[start]

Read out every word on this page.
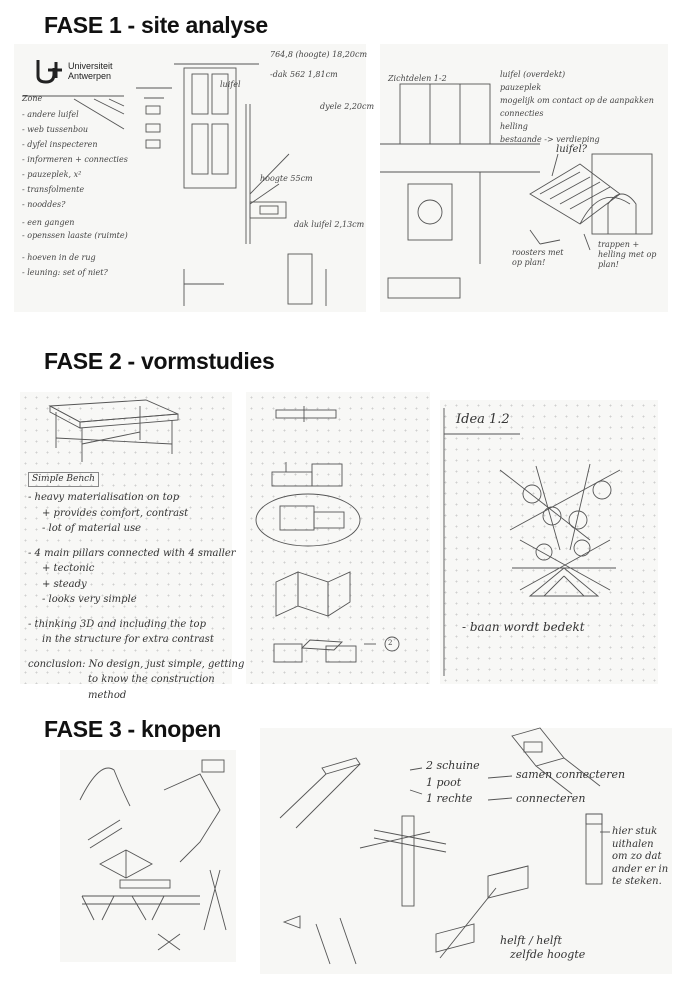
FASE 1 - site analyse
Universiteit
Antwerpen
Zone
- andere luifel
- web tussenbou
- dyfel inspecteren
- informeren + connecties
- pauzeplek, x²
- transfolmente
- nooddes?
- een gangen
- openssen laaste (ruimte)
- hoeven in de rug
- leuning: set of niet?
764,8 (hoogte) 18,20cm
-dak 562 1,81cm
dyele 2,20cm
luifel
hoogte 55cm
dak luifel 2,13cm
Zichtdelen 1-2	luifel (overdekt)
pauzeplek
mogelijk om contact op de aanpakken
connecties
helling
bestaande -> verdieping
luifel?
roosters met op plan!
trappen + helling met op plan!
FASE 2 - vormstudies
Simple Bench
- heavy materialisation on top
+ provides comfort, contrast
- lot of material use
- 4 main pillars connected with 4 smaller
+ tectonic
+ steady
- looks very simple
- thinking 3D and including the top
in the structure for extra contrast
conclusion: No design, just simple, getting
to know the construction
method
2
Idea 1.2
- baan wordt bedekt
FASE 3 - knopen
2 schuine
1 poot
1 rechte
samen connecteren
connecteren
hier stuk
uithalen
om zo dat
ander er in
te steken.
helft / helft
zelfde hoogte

[end]
[start]

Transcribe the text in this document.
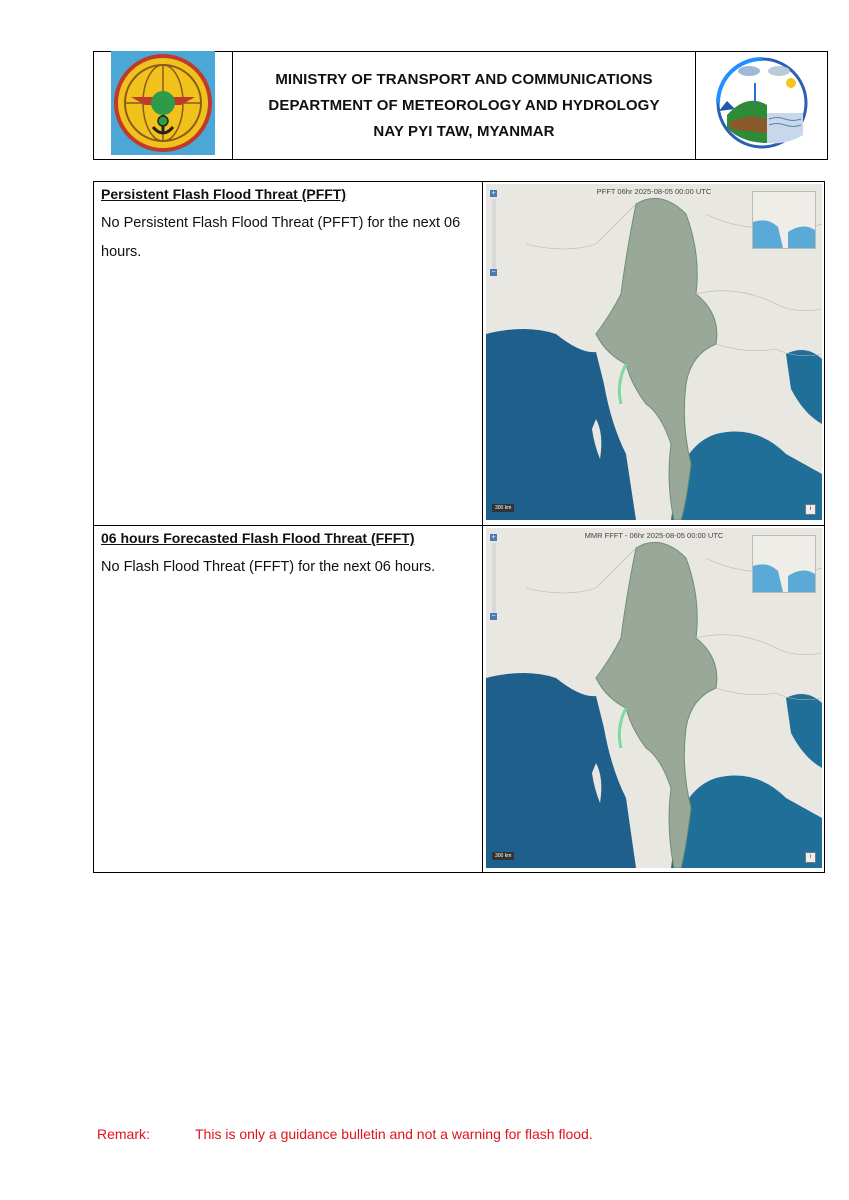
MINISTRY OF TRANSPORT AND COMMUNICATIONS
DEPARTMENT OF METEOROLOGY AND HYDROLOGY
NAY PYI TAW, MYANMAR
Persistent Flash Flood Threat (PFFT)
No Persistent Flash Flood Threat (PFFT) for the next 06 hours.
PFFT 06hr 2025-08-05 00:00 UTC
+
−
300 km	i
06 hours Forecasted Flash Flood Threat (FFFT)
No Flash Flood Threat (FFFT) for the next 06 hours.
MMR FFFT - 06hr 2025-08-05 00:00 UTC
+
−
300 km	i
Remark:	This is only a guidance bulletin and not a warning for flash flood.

[end]
[start]

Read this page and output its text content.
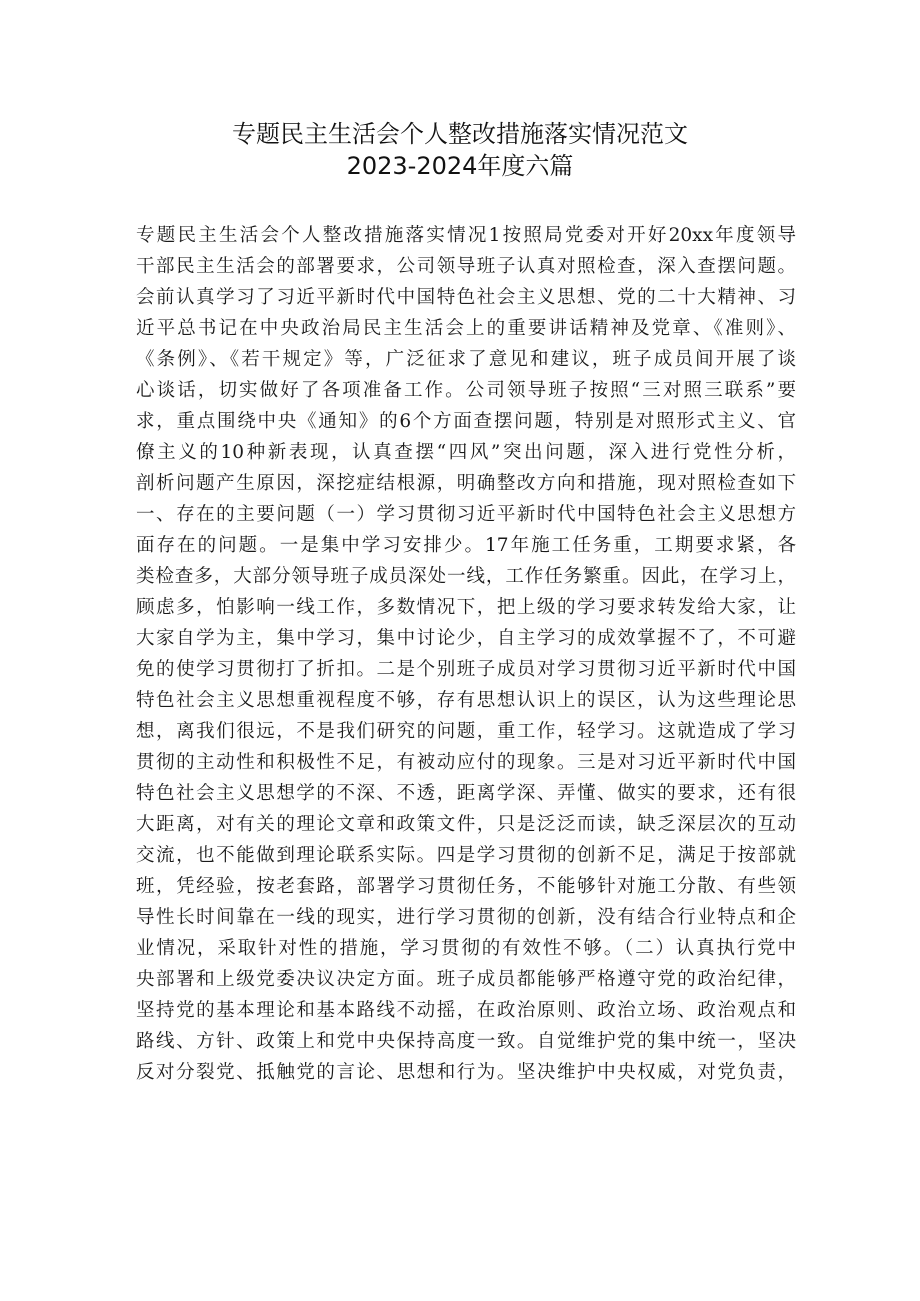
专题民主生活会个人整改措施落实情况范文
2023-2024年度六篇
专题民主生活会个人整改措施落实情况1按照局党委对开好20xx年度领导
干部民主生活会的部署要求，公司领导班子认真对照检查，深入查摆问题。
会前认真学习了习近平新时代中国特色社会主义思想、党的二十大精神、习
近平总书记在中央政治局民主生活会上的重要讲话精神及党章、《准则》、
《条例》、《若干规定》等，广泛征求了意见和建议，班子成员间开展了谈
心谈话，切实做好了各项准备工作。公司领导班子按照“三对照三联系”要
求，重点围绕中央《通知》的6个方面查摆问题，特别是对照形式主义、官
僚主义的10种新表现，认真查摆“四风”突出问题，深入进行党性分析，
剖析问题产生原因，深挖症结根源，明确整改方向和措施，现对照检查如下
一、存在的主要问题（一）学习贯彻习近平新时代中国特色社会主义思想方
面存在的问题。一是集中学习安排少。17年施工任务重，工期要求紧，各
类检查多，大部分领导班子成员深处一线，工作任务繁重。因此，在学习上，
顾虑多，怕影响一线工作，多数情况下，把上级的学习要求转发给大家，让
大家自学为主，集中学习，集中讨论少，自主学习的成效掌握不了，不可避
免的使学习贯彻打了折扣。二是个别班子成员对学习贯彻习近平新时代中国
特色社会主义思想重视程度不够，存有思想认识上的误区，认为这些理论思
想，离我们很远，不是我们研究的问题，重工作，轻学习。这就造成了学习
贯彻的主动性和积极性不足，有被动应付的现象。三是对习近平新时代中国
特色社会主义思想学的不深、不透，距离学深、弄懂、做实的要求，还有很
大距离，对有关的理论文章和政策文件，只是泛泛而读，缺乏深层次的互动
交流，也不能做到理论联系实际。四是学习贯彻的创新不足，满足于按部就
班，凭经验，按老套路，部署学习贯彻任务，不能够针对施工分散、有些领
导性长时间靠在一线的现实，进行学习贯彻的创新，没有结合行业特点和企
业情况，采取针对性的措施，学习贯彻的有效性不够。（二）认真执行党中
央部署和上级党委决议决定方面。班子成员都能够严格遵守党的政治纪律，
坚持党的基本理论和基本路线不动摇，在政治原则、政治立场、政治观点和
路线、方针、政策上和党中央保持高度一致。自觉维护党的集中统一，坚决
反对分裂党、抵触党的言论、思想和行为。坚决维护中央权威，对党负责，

[end]

• [YOUR OBJECTIVE] Check each line of the records for "Persistent" and copy the ones that contain it.

• [EXERCISE ANSWER]
Persistent Flash Flood Threat (PFFT)
No Persistent Flash Flood Threat (PFFT) for the next 06 hours.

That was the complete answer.